Source records
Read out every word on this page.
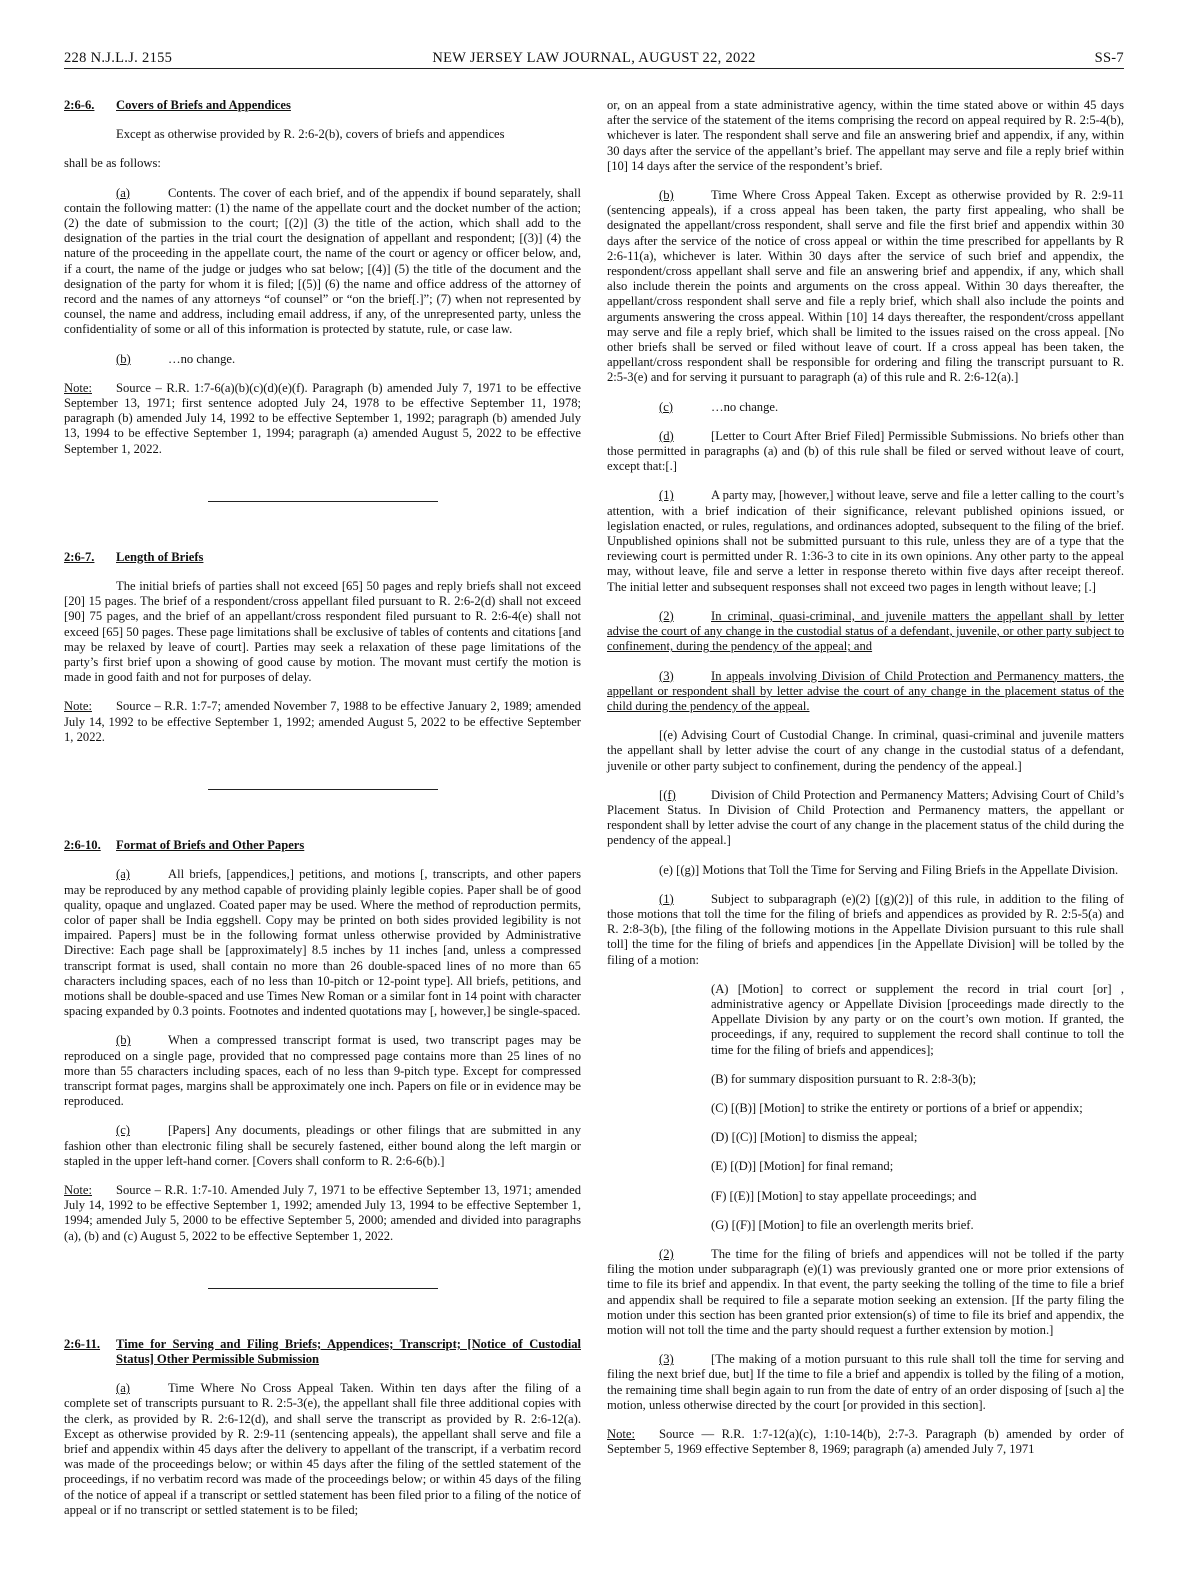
228 N.J.L.J. 2155	NEW JERSEY LAW JOURNAL, AUGUST 22, 2022	SS-7
2:6-6.	Covers of Briefs and Appendices

Except as otherwise provided by R. 2:6-2(b), covers of briefs and appendices

shall be as follows:

(a)	Contents. The cover of each brief, and of the appendix if bound separately, shall contain the following matter: (1) the name of the appellate court and the docket number of the action; (2) the date of submission to the court; [(2)] (3) the title of the action, which shall add to the designation of the parties in the trial court the designation of appellant and respondent; [(3)] (4) the nature of the proceeding in the appellate court, the name of the court or agency or officer below, and, if a court, the name of the judge or judges who sat below; [(4)] (5) the title of the document and the designation of the party for whom it is filed; [(5)] (6) the name and office address of the attorney of record and the names of any attorneys “of counsel” or “on the brief[.]”; (7) when not represented by counsel, the name and address, including email address, if any, of the unrepresented party, unless the confidentiality of some or all of this information is protected by statute, rule, or case law.

(b)	…no change.

Note: Source – R.R. 1:7-6(a)(b)(c)(d)(e)(f). Paragraph (b) amended July 7, 1971 to be effective September 13, 1971; first sentence adopted July 24, 1978 to be effective September 11, 1978; paragraph (b) amended July 14, 1992 to be effective September 1, 1992; paragraph (b) amended July 13, 1994 to be effective September 1, 1994; paragraph (a) amended August 5, 2022 to be effective September 1, 2022.

2:6-7.	Length of Briefs

The initial briefs of parties shall not exceed [65] 50 pages and reply briefs shall not exceed [20] 15 pages. The brief of a respondent/cross appellant filed pursuant to R. 2:6-2(d) shall not exceed [90] 75 pages, and the brief of an appellant/cross respondent filed pursuant to R. 2:6-4(e) shall not exceed [65] 50 pages. These page limitations shall be exclusive of tables of contents and citations [and may be relaxed by leave of court]. Parties may seek a relaxation of these page limitations of the party’s first brief upon a showing of good cause by motion. The movant must certify the motion is made in good faith and not for purposes of delay.

Note: Source – R.R. 1:7-7; amended November 7, 1988 to be effective January 2, 1989; amended July 14, 1992 to be effective September 1, 1992; amended August 5, 2022 to be effective September 1, 2022.

2:6-10.	Format of Briefs and Other Papers

(a)	All briefs, [appendices,] petitions, and motions [, transcripts, and other papers may be reproduced by any method capable of providing plainly legible copies. Paper shall be of good quality, opaque and unglazed. Coated paper may be used. Where the method of reproduction permits, color of paper shall be India eggshell. Copy may be printed on both sides provided legibility is not impaired. Papers] must be in the following format unless otherwise provided by Administrative Directive: Each page shall be [approximately] 8.5 inches by 11 inches [and, unless a compressed transcript format is used, shall contain no more than 26 double-spaced lines of no more than 65 characters including spaces, each of no less than 10-pitch or 12-point type]. All briefs, petitions, and motions shall be double-spaced and use Times New Roman or a similar font in 14 point with character spacing expanded by 0.3 points. Footnotes and indented quotations may [, however,] be single-spaced.

(b)	When a compressed transcript format is used, two transcript pages may be reproduced on a single page, provided that no compressed page contains more than 25 lines of no more than 55 characters including spaces, each of no less than 9-pitch type. Except for compressed transcript format pages, margins shall be approximately one inch. Papers on file or in evidence may be reproduced.

(c)	[Papers] Any documents, pleadings or other filings that are submitted in any fashion other than electronic filing shall be securely fastened, either bound along the left margin or stapled in the upper left-hand corner. [Covers shall conform to R. 2:6-6(b).]

Note: Source – R.R. 1:7-10. Amended July 7, 1971 to be effective September 13, 1971; amended July 14, 1992 to be effective September 1, 1992; amended July 13, 1994 to be effective September 1, 1994; amended July 5, 2000 to be effective September 5, 2000; amended and divided into paragraphs (a), (b) and (c) August 5, 2022 to be effective September 1, 2022.

2:6-11.	Time for Serving and Filing Briefs; Appendices; Transcript; [Notice of Custodial Status] Other Permissible Submission

(a)	Time Where No Cross Appeal Taken. Within ten days after the filing of a complete set of transcripts pursuant to R. 2:5-3(e), the appellant shall file three additional copies with the clerk, as provided by R. 2:6-12(d), and shall serve the transcript as provided by R. 2:6-12(a). Except as otherwise provided by R. 2:9-11 (sentencing appeals), the appellant shall serve and file a brief and appendix within 45 days after the delivery to appellant of the transcript, if a verbatim record was made of the proceedings below; or within 45 days after the filing of the settled statement of the proceedings, if no verbatim record was made of the proceedings below; or within 45 days of the filing of the notice of appeal if a transcript or settled statement has been filed prior to a filing of the notice of appeal or if no transcript or settled statement is to be filed;

or, on an appeal from a state administrative agency, within the time stated above or within 45 days after the service of the statement of the items comprising the record on appeal required by R. 2:5-4(b), whichever is later. The respondent shall serve and file an answering brief and appendix, if any, within 30 days after the service of the appellant’s brief. The appellant may serve and file a reply brief within [10] 14 days after the service of the respondent’s brief.

(b)	Time Where Cross Appeal Taken. Except as otherwise provided by R. 2:9-11 (sentencing appeals), if a cross appeal has been taken, the party first appealing, who shall be designated the appellant/cross respondent, shall serve and file the first brief and appendix within 30 days after the service of the notice of cross appeal or within the time prescribed for appellants by R 2:6-11(a), whichever is later. Within 30 days after the service of such brief and appendix, the respondent/cross appellant shall serve and file an answering brief and appendix, if any, which shall also include therein the points and arguments on the cross appeal. Within 30 days thereafter, the appellant/cross respondent shall serve and file a reply brief, which shall also include the points and arguments answering the cross appeal. Within [10] 14 days thereafter, the respondent/cross appellant may serve and file a reply brief, which shall be limited to the issues raised on the cross appeal. [No other briefs shall be served or filed without leave of court. If a cross appeal has been taken, the appellant/cross respondent shall be responsible for ordering and filing the transcript pursuant to R. 2:5-3(e) and for serving it pursuant to paragraph (a) of this rule and R. 2:6-12(a).]

(c)	…no change.

(d)	[Letter to Court After Brief Filed] Permissible Submissions. No briefs other than those permitted in paragraphs (a) and (b) of this rule shall be filed or served without leave of court, except that:[.]

(1)	A party may, [however,] without leave, serve and file a letter calling to the court’s attention, with a brief indication of their significance, relevant published opinions issued, or legislation enacted, or rules, regulations, and ordinances adopted, subsequent to the filing of the brief. Unpublished opinions shall not be submitted pursuant to this rule, unless they are of a type that the reviewing court is permitted under R. 1:36-3 to cite in its own opinions. Any other party to the appeal may, without leave, file and serve a letter in response thereto within five days after receipt thereof. The initial letter and subsequent responses shall not exceed two pages in length without leave; [.]

(2)	In criminal, quasi-criminal, and juvenile matters the appellant shall by letter advise the court of any change in the custodial status of a defendant, juvenile, or other party subject to confinement, during the pendency of the appeal; and

(3)	In appeals involving Division of Child Protection and Permanency matters, the appellant or respondent shall by letter advise the court of any change in the placement status of the child during the pendency of the appeal.

[(e) Advising Court of Custodial Change. In criminal, quasi-criminal and juvenile matters the appellant shall by letter advise the court of any change in the custodial status of a defendant, juvenile or other party subject to confinement, during the pendency of the appeal.]

[(f)	Division of Child Protection and Permanency Matters; Advising Court of Child’s Placement Status. In Division of Child Protection and Permanency matters, the appellant or respondent shall by letter advise the court of any change in the placement status of the child during the pendency of the appeal.]

(e) [(g)] Motions that Toll the Time for Serving and Filing Briefs in the Appellate Division.

(1)	Subject to subparagraph (e)(2) [(g)(2)] of this rule, in addition to the filing of those motions that toll the time for the filing of briefs and appendices as provided by R. 2:5-5(a) and R. 2:8-3(b), [the filing of the following motions in the Appellate Division pursuant to this rule shall toll] the time for the filing of briefs and appendices [in the Appellate Division] will be tolled by the filing of a motion:

(A) [Motion] to correct or supplement the record in trial court [or] , administrative agency or Appellate Division [proceedings made directly to the Appellate Division by any party or on the court’s own motion. If granted, the proceedings, if any, required to supplement the record shall continue to toll the time for the filing of briefs and appendices];

(B) for summary disposition pursuant to R. 2:8-3(b);

(C) [(B)] [Motion] to strike the entirety or portions of a brief or appendix;

(D) [(C)] [Motion] to dismiss the appeal;

(E) [(D)] [Motion] for final remand;

(F) [(E)] [Motion] to stay appellate proceedings; and

(G) [(F)] [Motion] to file an overlength merits brief.

(2)	The time for the filing of briefs and appendices will not be tolled if the party filing the motion under subparagraph (e)(1) was previously granted one or more prior extensions of time to file its brief and appendix. In that event, the party seeking the tolling of the time to file a brief and appendix shall be required to file a separate motion seeking an extension. [If the party filing the motion under this section has been granted prior extension(s) of time to file its brief and appendix, the motion will not toll the time and the party should request a further extension by motion.]

(3)	[The making of a motion pursuant to this rule shall toll the time for serving and filing the next brief due, but] If the time to file a brief and appendix is tolled by the filing of a motion, the remaining time shall begin again to run from the date of entry of an order disposing of [such a] the motion, unless otherwise directed by the court [or provided in this section].

Note: Source — R.R. 1:7-12(a)(c), 1:10-14(b), 2:7-3. Paragraph (b) amended by order of September 5, 1969 effective September 8, 1969; paragraph (a) amended July 7, 1971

# Task prompt
Pick out the lines that include the word "confinement" and write them out.

# The response
(2)	In criminal, quasi-criminal, and juvenile matters the appellant shall by letter advise the court of any change in the custodial status of a defendant, juvenile, or other party subject to confinement, during the pendency of the appeal; and
[(e) Advising Court of Custodial Change. In criminal, quasi-criminal and juvenile matters the appellant shall by letter advise the court of any change in the custodial status of a defendant, juvenile or other party subject to confinement, during the pendency of the appeal.]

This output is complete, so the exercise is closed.